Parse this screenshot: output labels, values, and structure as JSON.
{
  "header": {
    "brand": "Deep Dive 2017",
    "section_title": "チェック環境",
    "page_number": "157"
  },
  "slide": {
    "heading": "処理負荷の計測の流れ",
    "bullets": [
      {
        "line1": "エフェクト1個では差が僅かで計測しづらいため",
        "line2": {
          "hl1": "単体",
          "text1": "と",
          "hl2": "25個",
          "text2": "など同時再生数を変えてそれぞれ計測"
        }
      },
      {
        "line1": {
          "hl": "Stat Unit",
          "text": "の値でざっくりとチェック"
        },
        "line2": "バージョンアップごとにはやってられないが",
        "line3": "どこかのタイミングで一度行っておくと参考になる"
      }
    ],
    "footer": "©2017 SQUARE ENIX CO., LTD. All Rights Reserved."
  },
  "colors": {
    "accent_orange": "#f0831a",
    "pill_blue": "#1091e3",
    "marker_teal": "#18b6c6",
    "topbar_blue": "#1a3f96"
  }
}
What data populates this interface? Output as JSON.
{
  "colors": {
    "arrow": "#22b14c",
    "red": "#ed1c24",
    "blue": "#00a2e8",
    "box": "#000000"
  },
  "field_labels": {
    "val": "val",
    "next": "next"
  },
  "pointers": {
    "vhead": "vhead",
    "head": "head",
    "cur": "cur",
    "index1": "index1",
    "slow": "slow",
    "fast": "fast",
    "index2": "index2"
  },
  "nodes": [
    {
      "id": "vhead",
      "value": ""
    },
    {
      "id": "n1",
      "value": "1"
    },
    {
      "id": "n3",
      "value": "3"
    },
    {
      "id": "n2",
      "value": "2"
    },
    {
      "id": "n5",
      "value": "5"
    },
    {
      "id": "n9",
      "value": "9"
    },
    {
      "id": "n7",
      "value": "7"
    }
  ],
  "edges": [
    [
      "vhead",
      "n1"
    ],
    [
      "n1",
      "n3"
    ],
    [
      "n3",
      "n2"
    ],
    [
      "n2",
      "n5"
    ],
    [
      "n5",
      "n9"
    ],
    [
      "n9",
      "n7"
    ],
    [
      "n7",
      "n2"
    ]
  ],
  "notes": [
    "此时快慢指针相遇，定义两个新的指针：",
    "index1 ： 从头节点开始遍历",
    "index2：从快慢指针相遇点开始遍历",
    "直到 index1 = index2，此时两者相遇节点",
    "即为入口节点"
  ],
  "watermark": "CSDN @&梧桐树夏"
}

What is expected
Quote every line of the data, word for word.

Response
Parse this screenshot: output labels, values, and structure as JSON.
{
  "header": {
    "brand": "Deep Dive 2017",
    "section_title": "チェック環境",
    "page_number": "157"
  },
  "slide": {
    "heading": "処理負荷の計測の流れ",
    "bullets": [
      {
        "line1": "エフェクト1個では差が僅かで計測しづらいため",
        "line2": {
          "hl1": "単体",
          "text1": "と",
          "hl2": "25個",
          "text2": "など同時再生数を変えてそれぞれ計測"
        }
      },
      {
        "line1": {
          "hl": "Stat Unit",
          "text": "の値でざっくりとチェック"
        },
        "line2": "バージョンアップごとにはやってられないが",
        "line3": "どこかのタイミングで一度行っておくと参考になる"
      }
    ],
    "footer": "©2017 SQUARE ENIX CO., LTD. All Rights Reserved."
  },
  "colors": {
    "accent_orange": "#f0831a",
    "pill_blue": "#1091e3",
    "marker_teal": "#18b6c6",
    "topbar_blue": "#1a3f96"
  }
}
What data populates this interface? Output as JSON.
{
  "colors": {
    "arrow": "#22b14c",
    "red": "#ed1c24",
    "blue": "#00a2e8",
    "box": "#000000"
  },
  "field_labels": {
    "val": "val",
    "next": "next"
  },
  "pointers": {
    "vhead": "vhead",
    "head": "head",
    "cur": "cur",
    "index1": "index1",
    "slow": "slow",
    "fast": "fast",
    "index2": "index2"
  },
  "nodes": [
    {
      "id": "vhead",
      "value": ""
    },
    {
      "id": "n1",
      "value": "1"
    },
    {
      "id": "n3",
      "value": "3"
    },
    {
      "id": "n2",
      "value": "2"
    },
    {
      "id": "n5",
      "value": "5"
    },
    {
      "id": "n9",
      "value": "9"
    },
    {
      "id": "n7",
      "value": "7"
    }
  ],
  "edges": [
    [
      "vhead",
      "n1"
    ],
    [
      "n1",
      "n3"
    ],
    [
      "n3",
      "n2"
    ],
    [
      "n2",
      "n5"
    ],
    [
      "n5",
      "n9"
    ],
    [
      "n9",
      "n7"
    ],
    [
      "n7",
      "n2"
    ]
  ],
  "notes": [
    "此时快慢指针相遇，定义两个新的指针：",
    "index1 ： 从头节点开始遍历",
    "index2：从快慢指针相遇点开始遍历",
    "直到 index1 = index2，此时两者相遇节点",
    "即为入口节点"
  ],
  "watermark": "CSDN @&梧桐树夏"
}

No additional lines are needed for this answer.